Across the entries below, count the lines in which the word "there" occurs. Reply with the count alone.

Start of Excerpted records

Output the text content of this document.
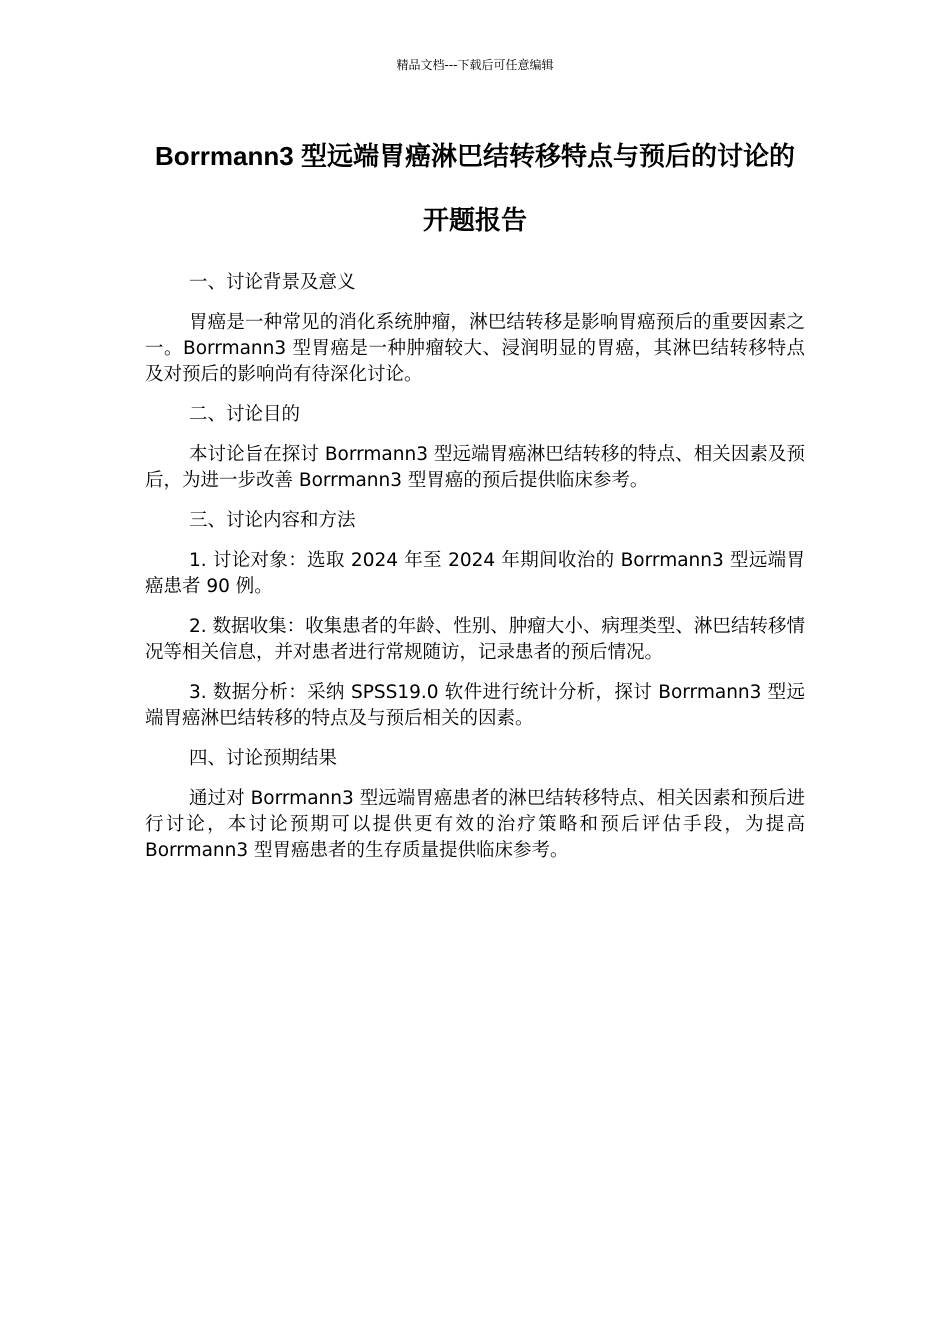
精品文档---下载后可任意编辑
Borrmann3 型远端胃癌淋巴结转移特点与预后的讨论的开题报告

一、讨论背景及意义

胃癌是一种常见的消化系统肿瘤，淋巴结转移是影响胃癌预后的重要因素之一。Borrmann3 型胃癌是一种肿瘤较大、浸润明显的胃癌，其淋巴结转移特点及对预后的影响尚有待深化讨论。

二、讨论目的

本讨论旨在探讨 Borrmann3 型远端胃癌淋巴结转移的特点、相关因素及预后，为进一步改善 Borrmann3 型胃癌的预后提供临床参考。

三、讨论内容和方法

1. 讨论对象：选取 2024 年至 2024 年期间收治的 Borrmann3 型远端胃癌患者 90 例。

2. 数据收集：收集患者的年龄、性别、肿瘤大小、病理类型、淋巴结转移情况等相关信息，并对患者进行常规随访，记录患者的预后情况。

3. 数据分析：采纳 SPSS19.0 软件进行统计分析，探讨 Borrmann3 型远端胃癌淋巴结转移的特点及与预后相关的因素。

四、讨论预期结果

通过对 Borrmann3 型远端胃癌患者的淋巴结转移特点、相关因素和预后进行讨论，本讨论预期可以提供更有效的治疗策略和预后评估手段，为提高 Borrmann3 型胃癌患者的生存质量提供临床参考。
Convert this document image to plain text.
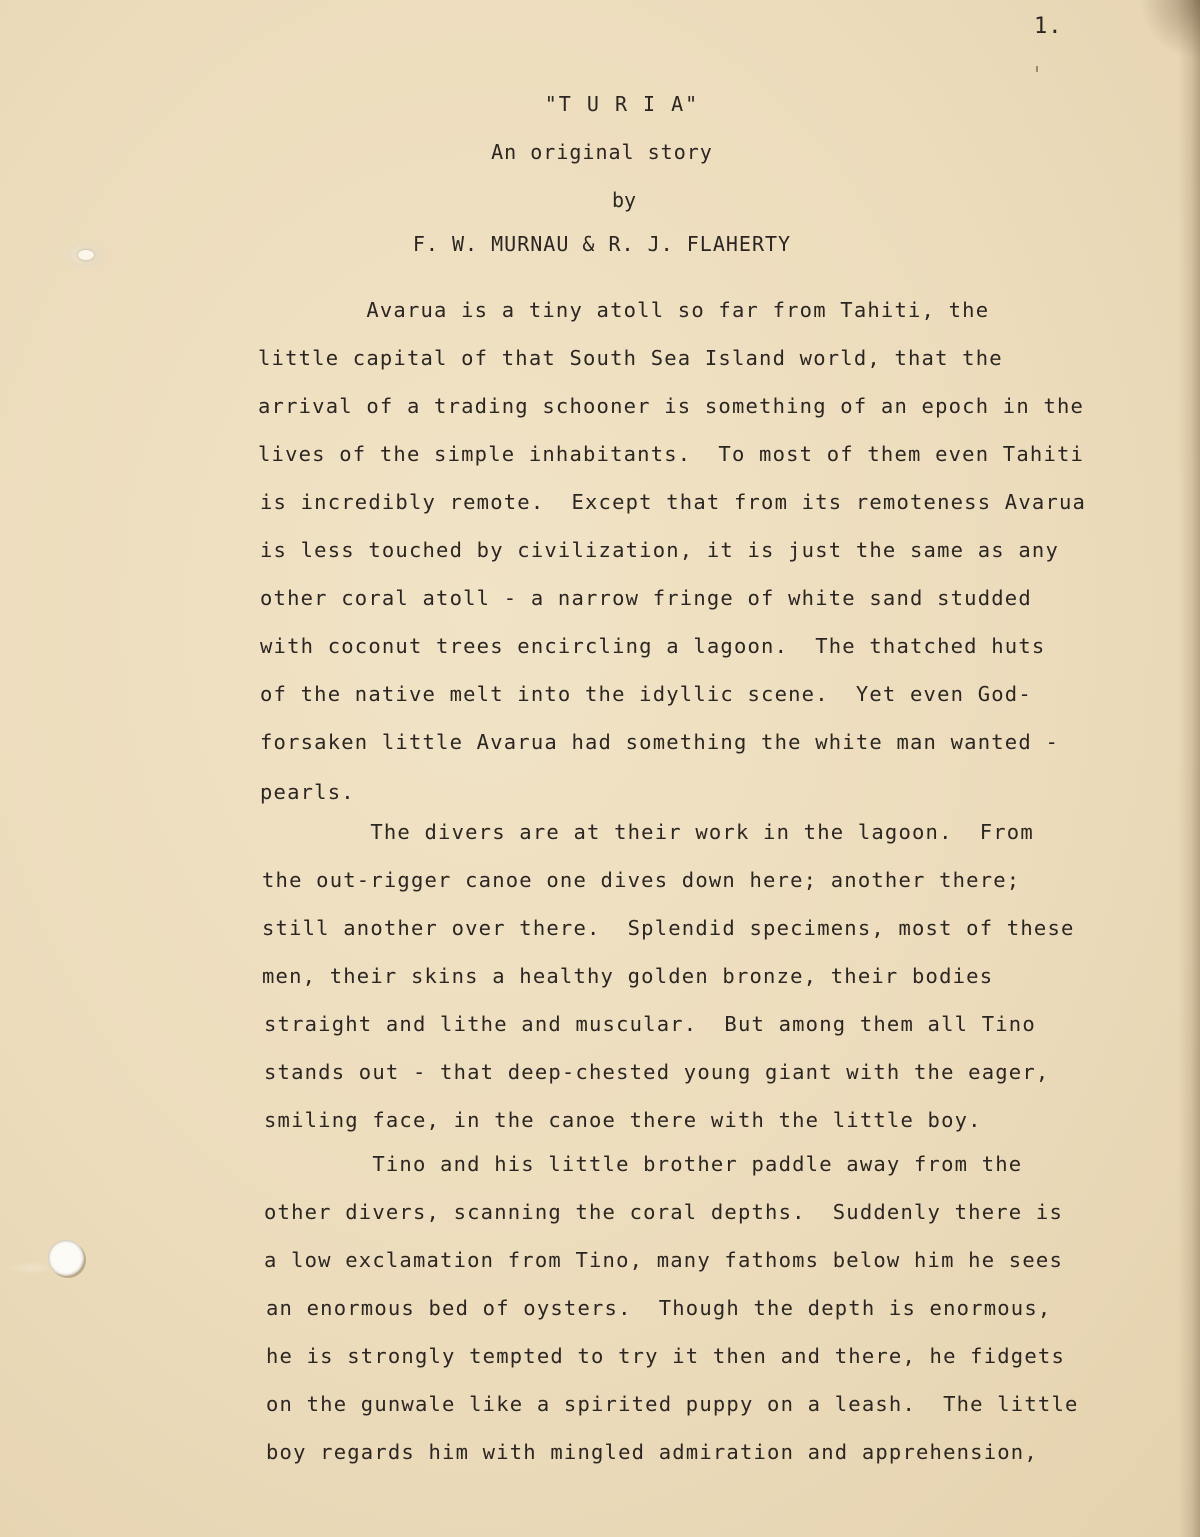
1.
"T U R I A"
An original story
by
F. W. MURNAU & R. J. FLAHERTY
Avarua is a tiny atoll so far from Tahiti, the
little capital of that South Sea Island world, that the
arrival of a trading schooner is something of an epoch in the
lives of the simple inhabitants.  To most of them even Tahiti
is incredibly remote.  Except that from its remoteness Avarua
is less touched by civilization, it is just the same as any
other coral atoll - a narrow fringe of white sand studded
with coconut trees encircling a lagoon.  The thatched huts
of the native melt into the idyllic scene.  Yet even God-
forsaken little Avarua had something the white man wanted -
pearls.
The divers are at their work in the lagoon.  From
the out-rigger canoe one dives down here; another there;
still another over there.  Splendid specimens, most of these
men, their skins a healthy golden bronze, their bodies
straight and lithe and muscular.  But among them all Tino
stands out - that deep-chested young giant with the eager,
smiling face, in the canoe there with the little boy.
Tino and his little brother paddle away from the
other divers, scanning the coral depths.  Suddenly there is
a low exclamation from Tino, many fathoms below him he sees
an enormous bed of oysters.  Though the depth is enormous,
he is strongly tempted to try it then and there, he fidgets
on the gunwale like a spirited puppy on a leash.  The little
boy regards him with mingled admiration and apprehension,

End of Excerpted records

• **Written answer**
5